━━━ RECORD LIST
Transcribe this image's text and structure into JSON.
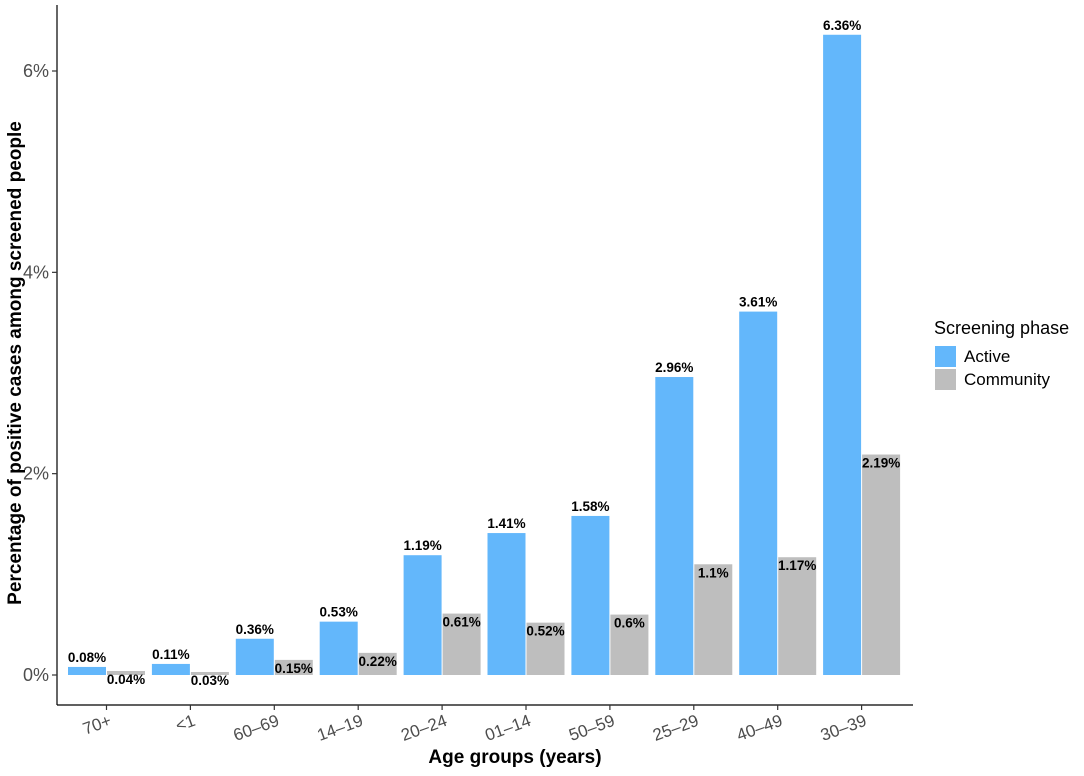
{
  "chart_data": {
    "type": "bar",
    "xlabel": "Age groups (years)",
    "ylabel": "Percentage of positive cases among screened people",
    "categories": [
      "70+",
      "<1",
      "60–69",
      "14–19",
      "20–24",
      "01–14",
      "50–59",
      "25–29",
      "40–49",
      "30–39"
    ],
    "series": [
      {
        "name": "Active",
        "color": "#63b7fb",
        "values": [
          0.08,
          0.11,
          0.36,
          0.53,
          1.19,
          1.41,
          1.58,
          2.96,
          3.61,
          6.36
        ],
        "labels": [
          "0.08%",
          "0.11%",
          "0.36%",
          "0.53%",
          "1.19%",
          "1.41%",
          "1.58%",
          "2.96%",
          "3.61%",
          "6.36%"
        ]
      },
      {
        "name": "Community",
        "color": "#bebebe",
        "values": [
          0.04,
          0.03,
          0.15,
          0.22,
          0.61,
          0.52,
          0.6,
          1.1,
          1.17,
          2.19
        ],
        "labels": [
          "0.04%",
          "0.03%",
          "0.15%",
          "0.22%",
          "0.61%",
          "0.52%",
          "0.6%",
          "1.1%",
          "1.17%",
          "2.19%"
        ]
      }
    ],
    "ylim": [
      -0.3,
      6.7
    ],
    "yticks": [
      0,
      2,
      4,
      6
    ],
    "ytick_labels": [
      "0%",
      "2%",
      "4%",
      "6%"
    ],
    "grid": false,
    "legend": {
      "title": "Screening phase",
      "position": "right"
    }
  }
}
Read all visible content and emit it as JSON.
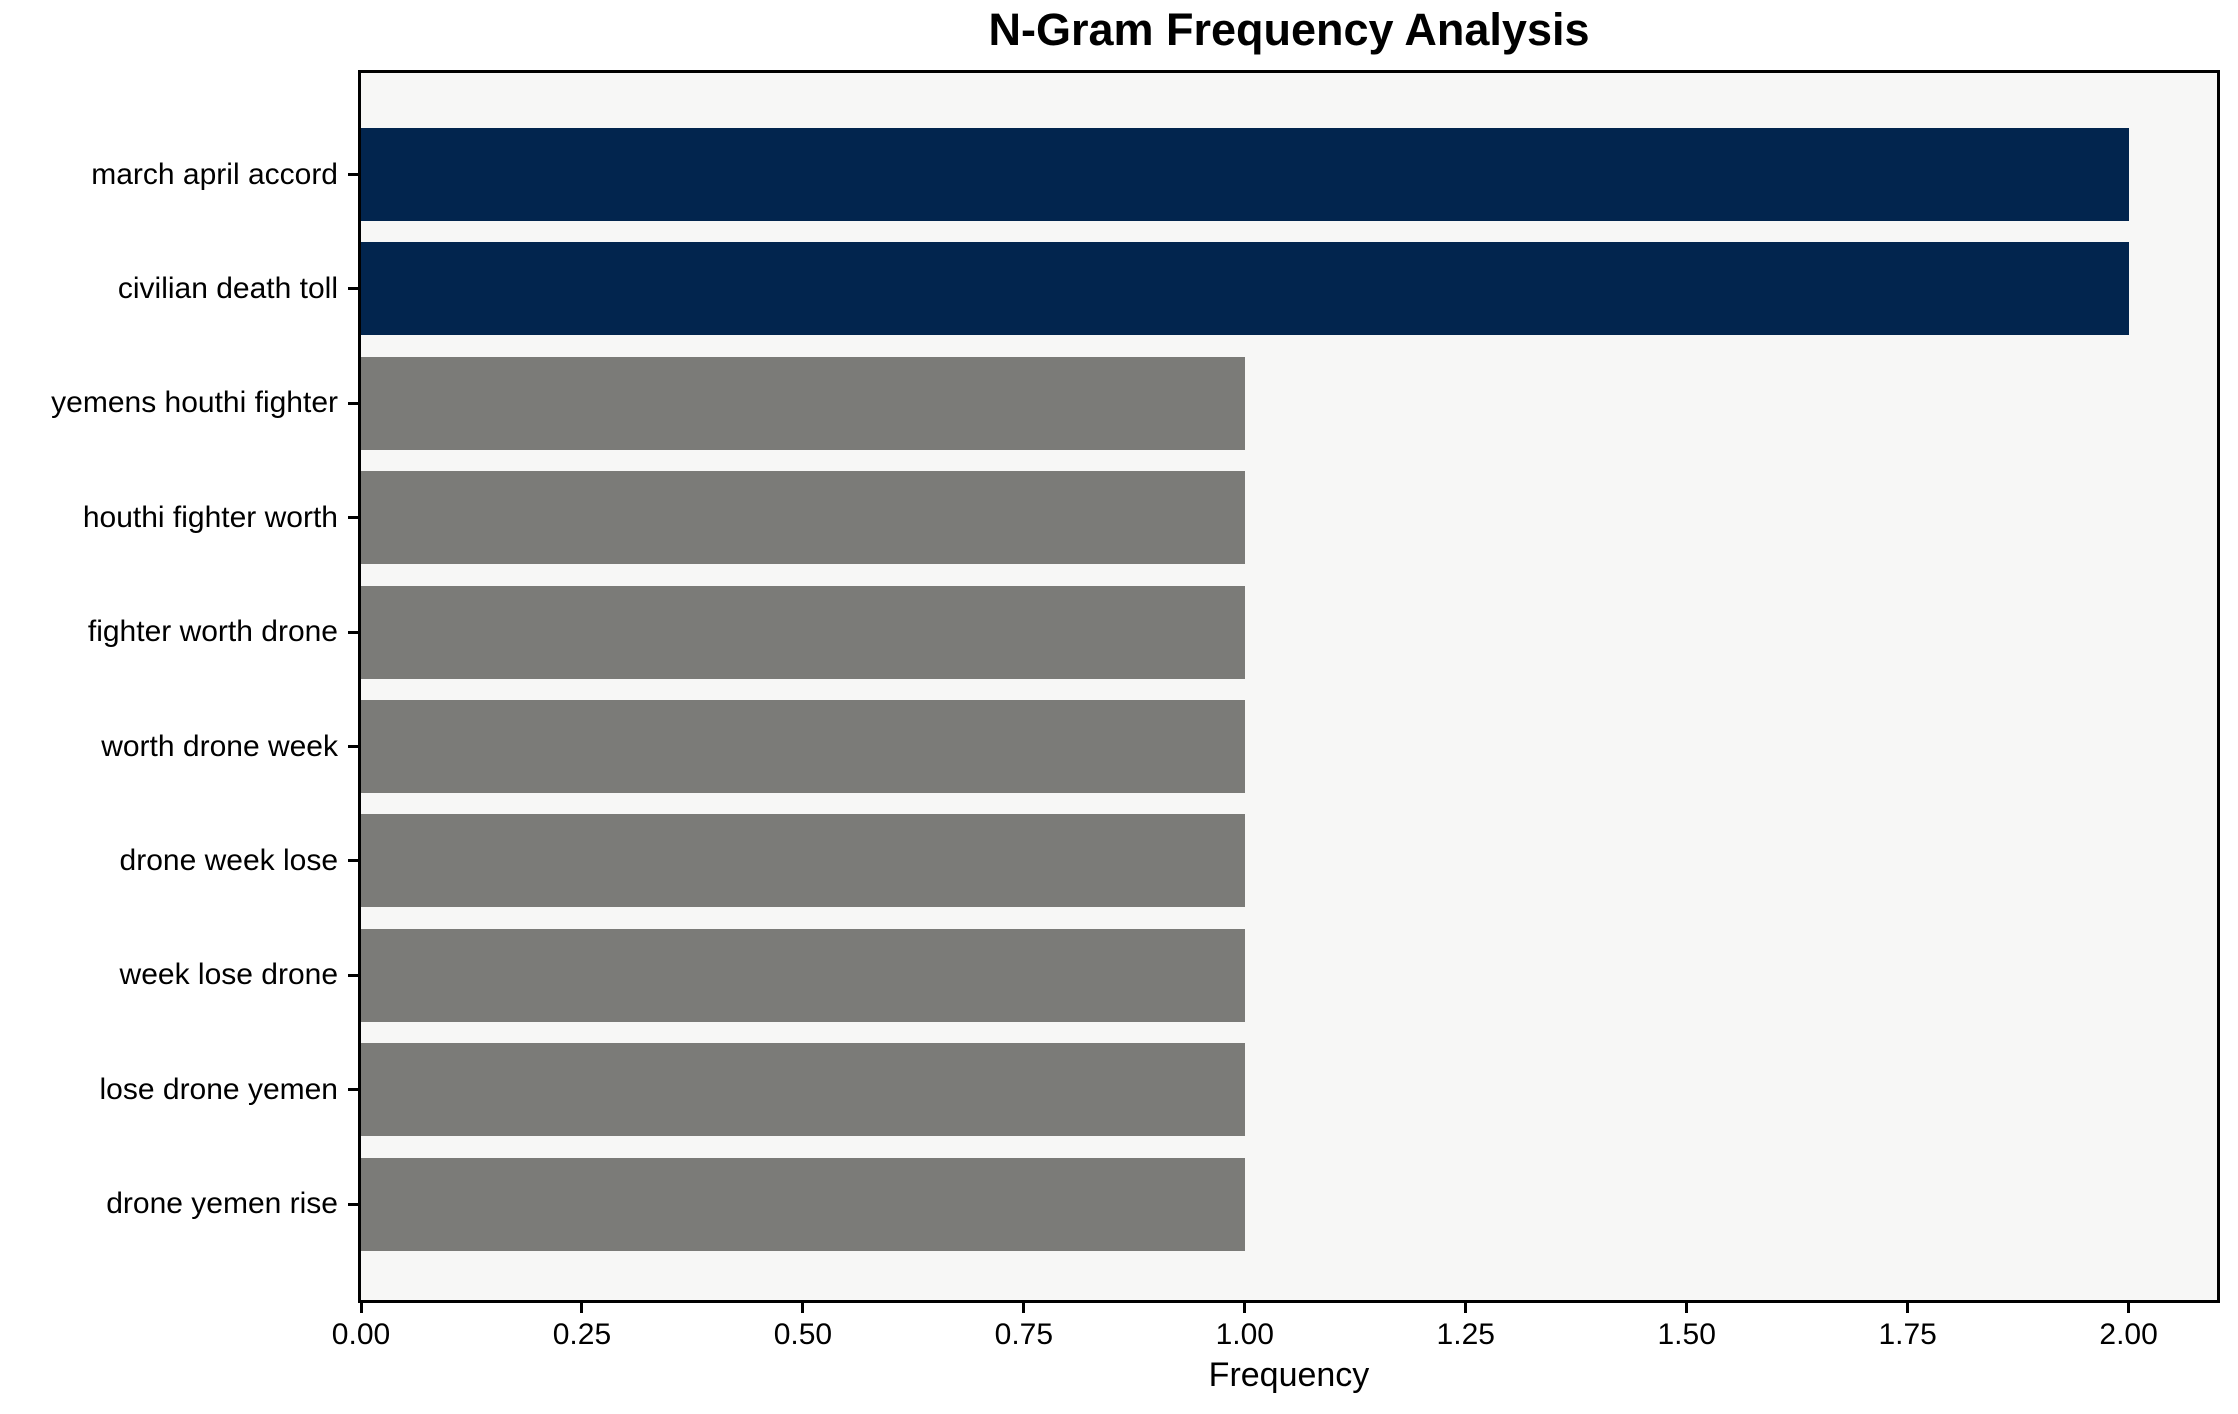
{
  "chart_data": {
    "type": "bar",
    "orientation": "horizontal",
    "title": "N-Gram Frequency Analysis",
    "xlabel": "Frequency",
    "ylabel": "",
    "categories": [
      "march april accord",
      "civilian death toll",
      "yemens houthi fighter",
      "houthi fighter worth",
      "fighter worth drone",
      "worth drone week",
      "drone week lose",
      "week lose drone",
      "lose drone yemen",
      "drone yemen rise"
    ],
    "values": [
      2,
      2,
      1,
      1,
      1,
      1,
      1,
      1,
      1,
      1
    ],
    "bar_colors": [
      "#02254e",
      "#02254e",
      "#7b7b78",
      "#7b7b78",
      "#7b7b78",
      "#7b7b78",
      "#7b7b78",
      "#7b7b78",
      "#7b7b78",
      "#7b7b78"
    ],
    "xticks": [
      "0.00",
      "0.25",
      "0.50",
      "0.75",
      "1.00",
      "1.25",
      "1.50",
      "1.75",
      "2.00"
    ],
    "xtick_values": [
      0,
      0.25,
      0.5,
      0.75,
      1.0,
      1.25,
      1.5,
      1.75,
      2.0
    ],
    "xlim": [
      0,
      2.1
    ],
    "grid": false,
    "legend": null,
    "colors": {
      "highlight": "#02254e",
      "default": "#7b7b78",
      "plot_background": "#f7f7f6",
      "page_background": "#ffffff",
      "spine": "#000000"
    }
  }
}
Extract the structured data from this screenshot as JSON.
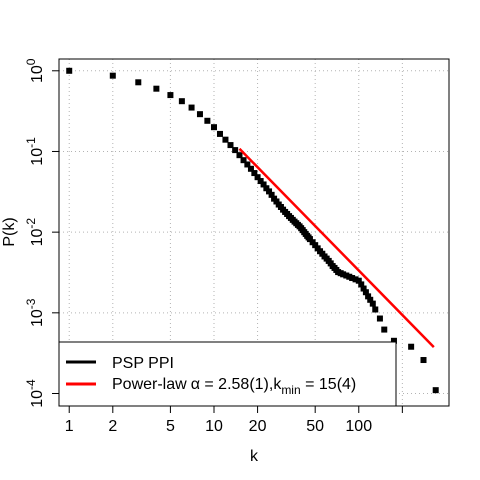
{
  "chart_data": {
    "type": "scatter",
    "x_scale": "log",
    "y_scale": "log",
    "xlabel": "k",
    "ylabel": "P(k)",
    "xlim": [
      0.85,
      420
    ],
    "ylim": [
      7e-05,
      1.4
    ],
    "grid": true,
    "x_ticks": [
      {
        "value": 1,
        "label": "1"
      },
      {
        "value": 2,
        "label": "2"
      },
      {
        "value": 5,
        "label": "5"
      },
      {
        "value": 10,
        "label": "10"
      },
      {
        "value": 20,
        "label": "20"
      },
      {
        "value": 50,
        "label": "50"
      },
      {
        "value": 100,
        "label": "100"
      },
      {
        "value": 200,
        "label": ""
      }
    ],
    "y_ticks": [
      {
        "value": 1,
        "base": "10",
        "exp": "0"
      },
      {
        "value": 0.1,
        "base": "10",
        "exp": "-1"
      },
      {
        "value": 0.01,
        "base": "10",
        "exp": "-2"
      },
      {
        "value": 0.001,
        "base": "10",
        "exp": "-3"
      },
      {
        "value": 0.0001,
        "base": "10",
        "exp": "-4"
      }
    ],
    "series": [
      {
        "name": "PSP PPI",
        "kind": "points",
        "color": "#000000",
        "x": [
          1,
          2,
          3,
          4,
          5,
          6,
          7,
          8,
          9,
          10,
          11,
          12,
          13,
          14,
          15,
          16,
          17,
          18,
          19,
          20,
          21,
          22,
          23,
          24,
          25,
          26,
          27,
          28,
          29,
          30,
          31,
          32,
          33,
          34,
          35,
          36,
          37,
          38,
          39,
          40,
          41,
          42,
          43,
          44,
          45,
          46,
          48,
          50,
          52,
          54,
          56,
          58,
          60,
          62,
          64,
          66,
          68,
          70,
          72,
          75,
          78,
          82,
          86,
          90,
          95,
          100,
          104,
          108,
          112,
          116,
          120,
          125,
          130,
          140,
          150,
          175,
          230,
          280,
          340
        ],
        "y": [
          1.0,
          0.87,
          0.72,
          0.6,
          0.5,
          0.42,
          0.35,
          0.29,
          0.24,
          0.2,
          0.165,
          0.14,
          0.12,
          0.104,
          0.09,
          0.078,
          0.069,
          0.061,
          0.054,
          0.048,
          0.043,
          0.039,
          0.035,
          0.032,
          0.029,
          0.026,
          0.024,
          0.022,
          0.0205,
          0.019,
          0.0178,
          0.0168,
          0.0158,
          0.015,
          0.0142,
          0.0135,
          0.0129,
          0.0123,
          0.0118,
          0.0112,
          0.0106,
          0.01,
          0.0095,
          0.009,
          0.0086,
          0.0082,
          0.0075,
          0.0069,
          0.0063,
          0.0058,
          0.0054,
          0.005,
          0.0047,
          0.0044,
          0.0041,
          0.0038,
          0.0036,
          0.0034,
          0.0032,
          0.0031,
          0.003,
          0.0029,
          0.0028,
          0.0027,
          0.0026,
          0.0025,
          0.00225,
          0.002,
          0.0018,
          0.0016,
          0.00145,
          0.0013,
          0.0011,
          0.00085,
          0.00062,
          0.00045,
          0.00038,
          0.00026,
          0.00011
        ]
      },
      {
        "name": "Power-law",
        "kind": "line",
        "color": "#ff0000",
        "x": [
          15,
          330
        ],
        "y": [
          0.108,
          0.000376
        ]
      }
    ],
    "legend": {
      "placement": "bottom-left",
      "entries": [
        {
          "text": "PSP PPI",
          "color": "#000000"
        },
        {
          "text": "Power-law",
          "alpha_symbol": "α",
          "equals_alpha": " = 2.58(1),k",
          "sub": "min",
          "equals_kmin": " = 15(4)",
          "color": "#ff0000"
        }
      ]
    }
  }
}
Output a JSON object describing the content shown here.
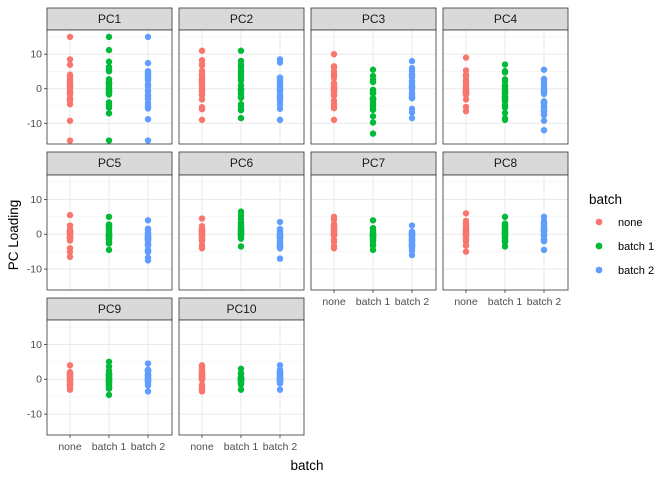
{
  "chart_data": {
    "type": "scatter",
    "facet_layout": "4 columns, wrapped (ggplot facet_wrap)",
    "xlabel": "batch",
    "ylabel": "PC Loading",
    "categories": [
      "none",
      "batch 1",
      "batch 2"
    ],
    "ylim": [
      -16,
      17
    ],
    "yticks": [
      -10,
      0,
      10
    ],
    "grid": true,
    "legend": {
      "title": "batch",
      "position": "right",
      "entries": [
        {
          "label": "none",
          "color": "#F8766D"
        },
        {
          "label": "batch 1",
          "color": "#00BA38"
        },
        {
          "label": "batch 2",
          "color": "#619CFF"
        }
      ]
    },
    "panels": [
      {
        "label": "PC1",
        "ranges": [
          [
            -15,
            15
          ],
          [
            -15,
            15
          ],
          [
            -15,
            15
          ]
        ]
      },
      {
        "label": "PC2",
        "ranges": [
          [
            -9,
            11
          ],
          [
            -8.5,
            11
          ],
          [
            -9,
            8.5
          ]
        ]
      },
      {
        "label": "PC3",
        "ranges": [
          [
            -9,
            10
          ],
          [
            -13,
            5.5
          ],
          [
            -8.5,
            8
          ]
        ]
      },
      {
        "label": "PC4",
        "ranges": [
          [
            -6.5,
            9
          ],
          [
            -9,
            7
          ],
          [
            -12,
            5.5
          ]
        ]
      },
      {
        "label": "PC5",
        "ranges": [
          [
            -6.5,
            5.5
          ],
          [
            -4.5,
            5
          ],
          [
            -7.5,
            4
          ]
        ]
      },
      {
        "label": "PC6",
        "ranges": [
          [
            -4,
            4.5
          ],
          [
            -3.5,
            6.5
          ],
          [
            -7,
            3.5
          ]
        ]
      },
      {
        "label": "PC7",
        "ranges": [
          [
            -4,
            5
          ],
          [
            -4.5,
            4
          ],
          [
            -6,
            2.5
          ]
        ]
      },
      {
        "label": "PC8",
        "ranges": [
          [
            -5,
            6
          ],
          [
            -3.5,
            5
          ],
          [
            -4.5,
            5
          ]
        ]
      },
      {
        "label": "PC9",
        "ranges": [
          [
            -3,
            4
          ],
          [
            -4.5,
            5
          ],
          [
            -3.5,
            4.5
          ]
        ]
      },
      {
        "label": "PC10",
        "ranges": [
          [
            -3.5,
            4
          ],
          [
            -3,
            3
          ],
          [
            -3,
            4
          ]
        ]
      }
    ]
  }
}
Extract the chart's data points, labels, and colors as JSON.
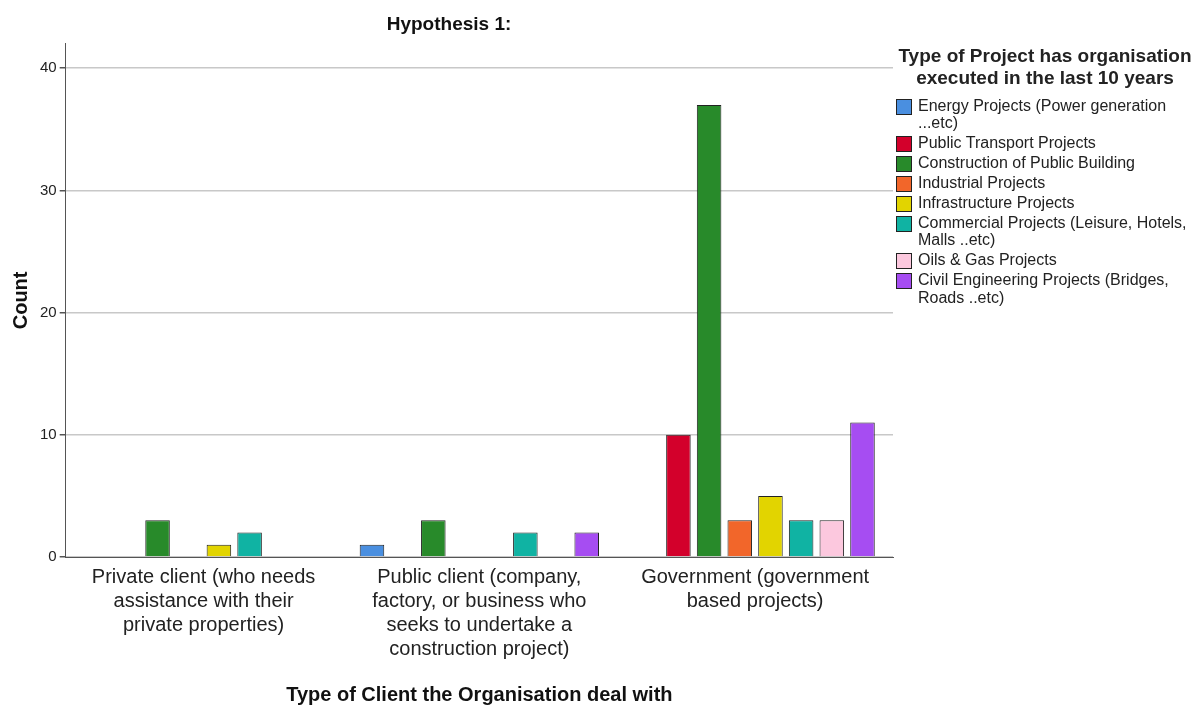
━━━━━━
TASK STATEMENT. Take every line from the data above that holds "JSON" and copy it out.

OUTPUT FOR THIS EXERCISE.
Transcribe this image's text and structure into JSON.
Read all visible content and emit it as JSON.
Extract the structured data from this screenshot as JSON.
Output a JSON object describing the content shown here.
Extract the chart's data points, labels, and colors as JSON.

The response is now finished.